== MATERIAL FOR THE TASK ==
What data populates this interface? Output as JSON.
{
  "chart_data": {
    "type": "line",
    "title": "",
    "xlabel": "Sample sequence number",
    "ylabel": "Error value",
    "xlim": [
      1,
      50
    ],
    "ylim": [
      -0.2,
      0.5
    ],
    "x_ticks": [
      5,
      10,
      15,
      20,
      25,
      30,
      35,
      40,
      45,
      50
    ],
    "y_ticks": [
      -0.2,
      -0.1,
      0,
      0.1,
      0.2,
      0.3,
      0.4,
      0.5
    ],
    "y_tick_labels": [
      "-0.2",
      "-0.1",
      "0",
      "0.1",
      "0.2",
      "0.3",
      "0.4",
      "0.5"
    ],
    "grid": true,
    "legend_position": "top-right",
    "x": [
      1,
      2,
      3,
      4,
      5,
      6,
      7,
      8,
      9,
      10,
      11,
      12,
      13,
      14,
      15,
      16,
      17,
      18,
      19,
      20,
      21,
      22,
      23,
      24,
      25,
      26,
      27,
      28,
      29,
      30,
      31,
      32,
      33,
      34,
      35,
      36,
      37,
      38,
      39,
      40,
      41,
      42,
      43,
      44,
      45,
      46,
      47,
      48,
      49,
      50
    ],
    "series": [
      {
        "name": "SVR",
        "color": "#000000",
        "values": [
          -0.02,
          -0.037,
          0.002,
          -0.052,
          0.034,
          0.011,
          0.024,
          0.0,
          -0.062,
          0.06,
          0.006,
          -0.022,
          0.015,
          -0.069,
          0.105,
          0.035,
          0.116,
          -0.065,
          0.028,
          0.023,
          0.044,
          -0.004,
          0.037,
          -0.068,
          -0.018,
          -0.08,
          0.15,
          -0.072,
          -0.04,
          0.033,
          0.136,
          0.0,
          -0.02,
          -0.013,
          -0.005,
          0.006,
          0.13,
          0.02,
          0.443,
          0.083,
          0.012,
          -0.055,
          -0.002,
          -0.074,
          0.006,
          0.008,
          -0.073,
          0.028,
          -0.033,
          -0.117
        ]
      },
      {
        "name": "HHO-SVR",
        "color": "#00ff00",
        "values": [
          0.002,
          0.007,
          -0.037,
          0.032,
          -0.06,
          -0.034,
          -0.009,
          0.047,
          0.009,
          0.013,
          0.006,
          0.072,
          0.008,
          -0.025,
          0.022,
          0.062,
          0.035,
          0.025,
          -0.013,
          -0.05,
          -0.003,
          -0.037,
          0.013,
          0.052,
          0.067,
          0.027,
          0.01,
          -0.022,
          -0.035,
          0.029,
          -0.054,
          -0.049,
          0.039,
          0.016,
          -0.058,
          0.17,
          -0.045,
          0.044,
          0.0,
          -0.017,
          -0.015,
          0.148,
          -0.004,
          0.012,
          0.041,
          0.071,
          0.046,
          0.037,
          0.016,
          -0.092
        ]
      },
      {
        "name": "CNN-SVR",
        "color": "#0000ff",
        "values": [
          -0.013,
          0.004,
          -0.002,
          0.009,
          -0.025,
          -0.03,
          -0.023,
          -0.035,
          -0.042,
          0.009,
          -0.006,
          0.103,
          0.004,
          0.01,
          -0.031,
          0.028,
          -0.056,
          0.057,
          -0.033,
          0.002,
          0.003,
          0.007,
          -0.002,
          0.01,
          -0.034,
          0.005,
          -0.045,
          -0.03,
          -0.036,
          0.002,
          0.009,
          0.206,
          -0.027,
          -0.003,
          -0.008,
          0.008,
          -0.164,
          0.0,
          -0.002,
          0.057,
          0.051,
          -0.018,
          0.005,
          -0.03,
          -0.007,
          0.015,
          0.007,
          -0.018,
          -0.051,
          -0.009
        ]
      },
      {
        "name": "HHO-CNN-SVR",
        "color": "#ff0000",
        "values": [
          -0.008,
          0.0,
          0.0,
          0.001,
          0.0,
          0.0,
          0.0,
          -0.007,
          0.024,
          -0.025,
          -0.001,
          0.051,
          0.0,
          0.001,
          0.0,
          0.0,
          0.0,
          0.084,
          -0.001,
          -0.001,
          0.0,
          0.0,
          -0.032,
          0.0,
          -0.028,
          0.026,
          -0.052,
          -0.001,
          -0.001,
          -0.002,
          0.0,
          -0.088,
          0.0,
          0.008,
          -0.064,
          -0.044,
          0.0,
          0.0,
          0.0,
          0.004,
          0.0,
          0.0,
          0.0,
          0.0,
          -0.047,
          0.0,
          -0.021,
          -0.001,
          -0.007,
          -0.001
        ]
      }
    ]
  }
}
===
WHAT IS EXPECTED: Extract each line of the material exactly as it stands.

TASK SOLUTION:
What data populates this interface? Output as JSON.
{
  "chart_data": {
    "type": "line",
    "title": "",
    "xlabel": "Sample sequence number",
    "ylabel": "Error value",
    "xlim": [
      1,
      50
    ],
    "ylim": [
      -0.2,
      0.5
    ],
    "x_ticks": [
      5,
      10,
      15,
      20,
      25,
      30,
      35,
      40,
      45,
      50
    ],
    "y_ticks": [
      -0.2,
      -0.1,
      0,
      0.1,
      0.2,
      0.3,
      0.4,
      0.5
    ],
    "y_tick_labels": [
      "-0.2",
      "-0.1",
      "0",
      "0.1",
      "0.2",
      "0.3",
      "0.4",
      "0.5"
    ],
    "grid": true,
    "legend_position": "top-right",
    "x": [
      1,
      2,
      3,
      4,
      5,
      6,
      7,
      8,
      9,
      10,
      11,
      12,
      13,
      14,
      15,
      16,
      17,
      18,
      19,
      20,
      21,
      22,
      23,
      24,
      25,
      26,
      27,
      28,
      29,
      30,
      31,
      32,
      33,
      34,
      35,
      36,
      37,
      38,
      39,
      40,
      41,
      42,
      43,
      44,
      45,
      46,
      47,
      48,
      49,
      50
    ],
    "series": [
      {
        "name": "SVR",
        "color": "#000000",
        "values": [
          -0.02,
          -0.037,
          0.002,
          -0.052,
          0.034,
          0.011,
          0.024,
          0.0,
          -0.062,
          0.06,
          0.006,
          -0.022,
          0.015,
          -0.069,
          0.105,
          0.035,
          0.116,
          -0.065,
          0.028,
          0.023,
          0.044,
          -0.004,
          0.037,
          -0.068,
          -0.018,
          -0.08,
          0.15,
          -0.072,
          -0.04,
          0.033,
          0.136,
          0.0,
          -0.02,
          -0.013,
          -0.005,
          0.006,
          0.13,
          0.02,
          0.443,
          0.083,
          0.012,
          -0.055,
          -0.002,
          -0.074,
          0.006,
          0.008,
          -0.073,
          0.028,
          -0.033,
          -0.117
        ]
      },
      {
        "name": "HHO-SVR",
        "color": "#00ff00",
        "values": [
          0.002,
          0.007,
          -0.037,
          0.032,
          -0.06,
          -0.034,
          -0.009,
          0.047,
          0.009,
          0.013,
          0.006,
          0.072,
          0.008,
          -0.025,
          0.022,
          0.062,
          0.035,
          0.025,
          -0.013,
          -0.05,
          -0.003,
          -0.037,
          0.013,
          0.052,
          0.067,
          0.027,
          0.01,
          -0.022,
          -0.035,
          0.029,
          -0.054,
          -0.049,
          0.039,
          0.016,
          -0.058,
          0.17,
          -0.045,
          0.044,
          0.0,
          -0.017,
          -0.015,
          0.148,
          -0.004,
          0.012,
          0.041,
          0.071,
          0.046,
          0.037,
          0.016,
          -0.092
        ]
      },
      {
        "name": "CNN-SVR",
        "color": "#0000ff",
        "values": [
          -0.013,
          0.004,
          -0.002,
          0.009,
          -0.025,
          -0.03,
          -0.023,
          -0.035,
          -0.042,
          0.009,
          -0.006,
          0.103,
          0.004,
          0.01,
          -0.031,
          0.028,
          -0.056,
          0.057,
          -0.033,
          0.002,
          0.003,
          0.007,
          -0.002,
          0.01,
          -0.034,
          0.005,
          -0.045,
          -0.03,
          -0.036,
          0.002,
          0.009,
          0.206,
          -0.027,
          -0.003,
          -0.008,
          0.008,
          -0.164,
          0.0,
          -0.002,
          0.057,
          0.051,
          -0.018,
          0.005,
          -0.03,
          -0.007,
          0.015,
          0.007,
          -0.018,
          -0.051,
          -0.009
        ]
      },
      {
        "name": "HHO-CNN-SVR",
        "color": "#ff0000",
        "values": [
          -0.008,
          0.0,
          0.0,
          0.001,
          0.0,
          0.0,
          0.0,
          -0.007,
          0.024,
          -0.025,
          -0.001,
          0.051,
          0.0,
          0.001,
          0.0,
          0.0,
          0.0,
          0.084,
          -0.001,
          -0.001,
          0.0,
          0.0,
          -0.032,
          0.0,
          -0.028,
          0.026,
          -0.052,
          -0.001,
          -0.001,
          -0.002,
          0.0,
          -0.088,
          0.0,
          0.008,
          -0.064,
          -0.044,
          0.0,
          0.0,
          0.0,
          0.004,
          0.0,
          0.0,
          0.0,
          0.0,
          -0.047,
          0.0,
          -0.021,
          -0.001,
          -0.007,
          -0.001
        ]
      }
    ]
  }
}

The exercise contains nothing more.